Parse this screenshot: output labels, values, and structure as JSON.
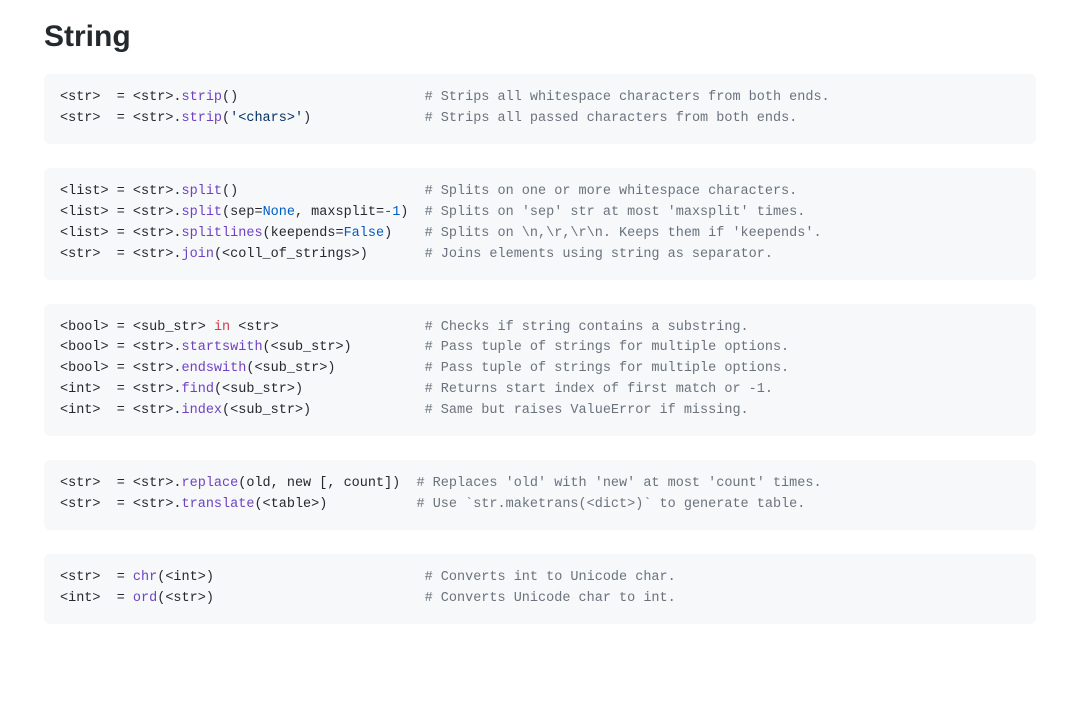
{
  "heading": "String",
  "blocks": [
    {
      "lines": [
        [
          {
            "t": "txt",
            "s": "<str>  = <str>."
          },
          {
            "t": "call",
            "s": "strip"
          },
          {
            "t": "txt",
            "s": "()"
          },
          {
            "t": "pad",
            "s": "                       "
          },
          {
            "t": "cmt",
            "s": "# Strips all whitespace characters from both ends."
          }
        ],
        [
          {
            "t": "txt",
            "s": "<str>  = <str>."
          },
          {
            "t": "call",
            "s": "strip"
          },
          {
            "t": "txt",
            "s": "("
          },
          {
            "t": "str",
            "s": "'<chars>'"
          },
          {
            "t": "txt",
            "s": ")"
          },
          {
            "t": "pad",
            "s": "              "
          },
          {
            "t": "cmt",
            "s": "# Strips all passed characters from both ends."
          }
        ]
      ]
    },
    {
      "lines": [
        [
          {
            "t": "txt",
            "s": "<list> = <str>."
          },
          {
            "t": "call",
            "s": "split"
          },
          {
            "t": "txt",
            "s": "()"
          },
          {
            "t": "pad",
            "s": "                       "
          },
          {
            "t": "cmt",
            "s": "# Splits on one or more whitespace characters."
          }
        ],
        [
          {
            "t": "txt",
            "s": "<list> = <str>."
          },
          {
            "t": "call",
            "s": "split"
          },
          {
            "t": "txt",
            "s": "(sep="
          },
          {
            "t": "kw",
            "s": "None"
          },
          {
            "t": "txt",
            "s": ", maxsplit="
          },
          {
            "t": "num",
            "s": "-1"
          },
          {
            "t": "txt",
            "s": ")"
          },
          {
            "t": "pad",
            "s": "  "
          },
          {
            "t": "cmt",
            "s": "# Splits on 'sep' str at most 'maxsplit' times."
          }
        ],
        [
          {
            "t": "txt",
            "s": "<list> = <str>."
          },
          {
            "t": "call",
            "s": "splitlines"
          },
          {
            "t": "txt",
            "s": "(keepends="
          },
          {
            "t": "kw",
            "s": "False"
          },
          {
            "t": "txt",
            "s": ")"
          },
          {
            "t": "pad",
            "s": "    "
          },
          {
            "t": "cmt",
            "s": "# Splits on \\n,\\r,\\r\\n. Keeps them if 'keepends'."
          }
        ],
        [
          {
            "t": "txt",
            "s": "<str>  = <str>."
          },
          {
            "t": "call",
            "s": "join"
          },
          {
            "t": "txt",
            "s": "(<coll_of_strings>)"
          },
          {
            "t": "pad",
            "s": "       "
          },
          {
            "t": "cmt",
            "s": "# Joins elements using string as separator."
          }
        ]
      ]
    },
    {
      "lines": [
        [
          {
            "t": "txt",
            "s": "<bool> = <sub_str> "
          },
          {
            "t": "op",
            "s": "in"
          },
          {
            "t": "txt",
            "s": " <str>"
          },
          {
            "t": "pad",
            "s": "                  "
          },
          {
            "t": "cmt",
            "s": "# Checks if string contains a substring."
          }
        ],
        [
          {
            "t": "txt",
            "s": "<bool> = <str>."
          },
          {
            "t": "call",
            "s": "startswith"
          },
          {
            "t": "txt",
            "s": "(<sub_str>)"
          },
          {
            "t": "pad",
            "s": "         "
          },
          {
            "t": "cmt",
            "s": "# Pass tuple of strings for multiple options."
          }
        ],
        [
          {
            "t": "txt",
            "s": "<bool> = <str>."
          },
          {
            "t": "call",
            "s": "endswith"
          },
          {
            "t": "txt",
            "s": "(<sub_str>)"
          },
          {
            "t": "pad",
            "s": "           "
          },
          {
            "t": "cmt",
            "s": "# Pass tuple of strings for multiple options."
          }
        ],
        [
          {
            "t": "txt",
            "s": "<int>  = <str>."
          },
          {
            "t": "call",
            "s": "find"
          },
          {
            "t": "txt",
            "s": "(<sub_str>)"
          },
          {
            "t": "pad",
            "s": "               "
          },
          {
            "t": "cmt",
            "s": "# Returns start index of first match or -1."
          }
        ],
        [
          {
            "t": "txt",
            "s": "<int>  = <str>."
          },
          {
            "t": "call",
            "s": "index"
          },
          {
            "t": "txt",
            "s": "(<sub_str>)"
          },
          {
            "t": "pad",
            "s": "              "
          },
          {
            "t": "cmt",
            "s": "# Same but raises ValueError if missing."
          }
        ]
      ]
    },
    {
      "lines": [
        [
          {
            "t": "txt",
            "s": "<str>  = <str>."
          },
          {
            "t": "call",
            "s": "replace"
          },
          {
            "t": "txt",
            "s": "(old, new [, count])"
          },
          {
            "t": "pad",
            "s": "  "
          },
          {
            "t": "cmt",
            "s": "# Replaces 'old' with 'new' at most 'count' times."
          }
        ],
        [
          {
            "t": "txt",
            "s": "<str>  = <str>."
          },
          {
            "t": "call",
            "s": "translate"
          },
          {
            "t": "txt",
            "s": "(<table>)"
          },
          {
            "t": "pad",
            "s": "           "
          },
          {
            "t": "cmt",
            "s": "# Use `str.maketrans(<dict>)` to generate table."
          }
        ]
      ]
    },
    {
      "lines": [
        [
          {
            "t": "txt",
            "s": "<str>  = "
          },
          {
            "t": "call",
            "s": "chr"
          },
          {
            "t": "txt",
            "s": "(<int>)"
          },
          {
            "t": "pad",
            "s": "                          "
          },
          {
            "t": "cmt",
            "s": "# Converts int to Unicode char."
          }
        ],
        [
          {
            "t": "txt",
            "s": "<int>  = "
          },
          {
            "t": "call",
            "s": "ord"
          },
          {
            "t": "txt",
            "s": "(<str>)"
          },
          {
            "t": "pad",
            "s": "                          "
          },
          {
            "t": "cmt",
            "s": "# Converts Unicode char to int."
          }
        ]
      ]
    }
  ]
}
· · · ·
Given request | From the entries above, copy each line holding "characters".

Solution |
            "s": "# Strips all whitespace characters from both ends."
            "s": "# Strips all passed characters from both ends."
            "s": "# Splits on one or more whitespace characters."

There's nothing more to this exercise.